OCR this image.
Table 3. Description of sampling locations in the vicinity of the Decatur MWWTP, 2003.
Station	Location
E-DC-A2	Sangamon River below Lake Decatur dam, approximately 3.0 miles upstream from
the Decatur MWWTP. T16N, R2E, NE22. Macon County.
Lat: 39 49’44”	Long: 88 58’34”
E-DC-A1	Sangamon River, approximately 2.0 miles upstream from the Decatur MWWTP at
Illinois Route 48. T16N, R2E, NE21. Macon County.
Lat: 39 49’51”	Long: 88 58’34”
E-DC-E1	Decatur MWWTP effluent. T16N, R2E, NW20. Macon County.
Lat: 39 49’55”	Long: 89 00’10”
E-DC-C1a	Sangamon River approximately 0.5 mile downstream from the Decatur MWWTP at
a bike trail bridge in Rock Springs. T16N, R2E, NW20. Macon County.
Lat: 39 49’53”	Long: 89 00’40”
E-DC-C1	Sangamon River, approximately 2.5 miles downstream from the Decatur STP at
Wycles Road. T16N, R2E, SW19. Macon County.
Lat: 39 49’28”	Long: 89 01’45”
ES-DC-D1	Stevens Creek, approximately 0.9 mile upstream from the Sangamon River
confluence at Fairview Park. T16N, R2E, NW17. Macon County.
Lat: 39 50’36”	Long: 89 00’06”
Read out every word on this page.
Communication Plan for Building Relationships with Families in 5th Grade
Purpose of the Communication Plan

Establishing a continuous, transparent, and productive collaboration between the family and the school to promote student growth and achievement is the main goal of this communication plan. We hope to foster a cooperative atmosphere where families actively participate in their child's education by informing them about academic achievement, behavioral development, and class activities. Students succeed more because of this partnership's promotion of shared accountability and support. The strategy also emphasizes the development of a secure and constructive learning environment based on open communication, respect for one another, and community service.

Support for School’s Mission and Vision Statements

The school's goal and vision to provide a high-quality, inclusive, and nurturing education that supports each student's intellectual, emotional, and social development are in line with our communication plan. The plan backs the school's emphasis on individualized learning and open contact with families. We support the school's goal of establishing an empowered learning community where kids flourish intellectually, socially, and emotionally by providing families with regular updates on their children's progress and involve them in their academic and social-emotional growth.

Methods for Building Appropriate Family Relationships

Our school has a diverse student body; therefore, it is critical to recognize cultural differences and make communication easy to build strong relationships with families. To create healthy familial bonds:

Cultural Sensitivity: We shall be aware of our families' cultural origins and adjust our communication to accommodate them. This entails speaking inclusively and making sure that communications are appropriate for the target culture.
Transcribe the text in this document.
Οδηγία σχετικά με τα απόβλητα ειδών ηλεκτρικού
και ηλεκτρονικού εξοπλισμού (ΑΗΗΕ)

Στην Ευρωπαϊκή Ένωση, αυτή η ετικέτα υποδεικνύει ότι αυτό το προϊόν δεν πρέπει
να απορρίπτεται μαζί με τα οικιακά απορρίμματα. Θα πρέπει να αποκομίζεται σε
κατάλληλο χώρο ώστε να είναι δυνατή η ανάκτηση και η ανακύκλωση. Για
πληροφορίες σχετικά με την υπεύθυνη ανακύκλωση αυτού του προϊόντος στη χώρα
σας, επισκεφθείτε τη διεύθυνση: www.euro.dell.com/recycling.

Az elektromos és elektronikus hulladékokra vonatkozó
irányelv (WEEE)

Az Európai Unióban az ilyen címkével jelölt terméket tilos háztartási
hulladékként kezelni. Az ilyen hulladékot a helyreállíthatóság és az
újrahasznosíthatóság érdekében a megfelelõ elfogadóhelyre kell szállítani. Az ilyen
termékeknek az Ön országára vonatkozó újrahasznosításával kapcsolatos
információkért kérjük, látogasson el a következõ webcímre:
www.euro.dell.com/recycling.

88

=-=-=-=-=

Problem requirements »
Return all of the data precisely as it appears.

Exercise solution »
OCR this image.
Table 3. Description of sampling locations in the vicinity of the Decatur MWWTP, 2003.
Station	Location
E-DC-A2	Sangamon River below Lake Decatur dam, approximately 3.0 miles upstream from
the Decatur MWWTP. T16N, R2E, NE22. Macon County.
Lat: 39 49’44”	Long: 88 58’34”
E-DC-A1	Sangamon River, approximately 2.0 miles upstream from the Decatur MWWTP at
Illinois Route 48. T16N, R2E, NE21. Macon County.
Lat: 39 49’51”	Long: 88 58’34”
E-DC-E1	Decatur MWWTP effluent. T16N, R2E, NW20. Macon County.
Lat: 39 49’55”	Long: 89 00’10”
E-DC-C1a	Sangamon River approximately 0.5 mile downstream from the Decatur MWWTP at
a bike trail bridge in Rock Springs. T16N, R2E, NW20. Macon County.
Lat: 39 49’53”	Long: 89 00’40”
E-DC-C1	Sangamon River, approximately 2.5 miles downstream from the Decatur STP at
Wycles Road. T16N, R2E, SW19. Macon County.
Lat: 39 49’28”	Long: 89 01’45”
ES-DC-D1	Stevens Creek, approximately 0.9 mile upstream from the Sangamon River
confluence at Fairview Park. T16N, R2E, NW17. Macon County.
Lat: 39 50’36”	Long: 89 00’06”
Read out every word on this page.
Communication Plan for Building Relationships with Families in 5th Grade
Purpose of the Communication Plan

Establishing a continuous, transparent, and productive collaboration between the family and the school to promote student growth and achievement is the main goal of this communication plan. We hope to foster a cooperative atmosphere where families actively participate in their child's education by informing them about academic achievement, behavioral development, and class activities. Students succeed more because of this partnership's promotion of shared accountability and support. The strategy also emphasizes the development of a secure and constructive learning environment based on open communication, respect for one another, and community service.

Support for School’s Mission and Vision Statements

The school's goal and vision to provide a high-quality, inclusive, and nurturing education that supports each student's intellectual, emotional, and social development are in line with our communication plan. The plan backs the school's emphasis on individualized learning and open contact with families. We support the school's goal of establishing an empowered learning community where kids flourish intellectually, socially, and emotionally by providing families with regular updates on their children's progress and involve them in their academic and social-emotional growth.

Methods for Building Appropriate Family Relationships

Our school has a diverse student body; therefore, it is critical to recognize cultural differences and make communication easy to build strong relationships with families. To create healthy familial bonds:

Cultural Sensitivity: We shall be aware of our families' cultural origins and adjust our communication to accommodate them. This entails speaking inclusively and making sure that communications are appropriate for the target culture.
Transcribe the text in this document.
Οδηγία σχετικά με τα απόβλητα ειδών ηλεκτρικού
και ηλεκτρονικού εξοπλισμού (ΑΗΗΕ)

Στην Ευρωπαϊκή Ένωση, αυτή η ετικέτα υποδεικνύει ότι αυτό το προϊόν δεν πρέπει
να απορρίπτεται μαζί με τα οικιακά απορρίμματα. Θα πρέπει να αποκομίζεται σε
κατάλληλο χώρο ώστε να είναι δυνατή η ανάκτηση και η ανακύκλωση. Για
πληροφορίες σχετικά με την υπεύθυνη ανακύκλωση αυτού του προϊόντος στη χώρα
σας, επισκεφθείτε τη διεύθυνση: www.euro.dell.com/recycling.

Az elektromos és elektronikus hulladékokra vonatkozó
irányelv (WEEE)

Az Európai Unióban az ilyen címkével jelölt terméket tilos háztartási
hulladékként kezelni. Az ilyen hulladékot a helyreállíthatóság és az
újrahasznosíthatóság érdekében a megfelelõ elfogadóhelyre kell szállítani. Az ilyen
termékeknek az Ön országára vonatkozó újrahasznosításával kapcsolatos
információkért kérjük, látogasson el a következõ webcímre:
www.euro.dell.com/recycling.

88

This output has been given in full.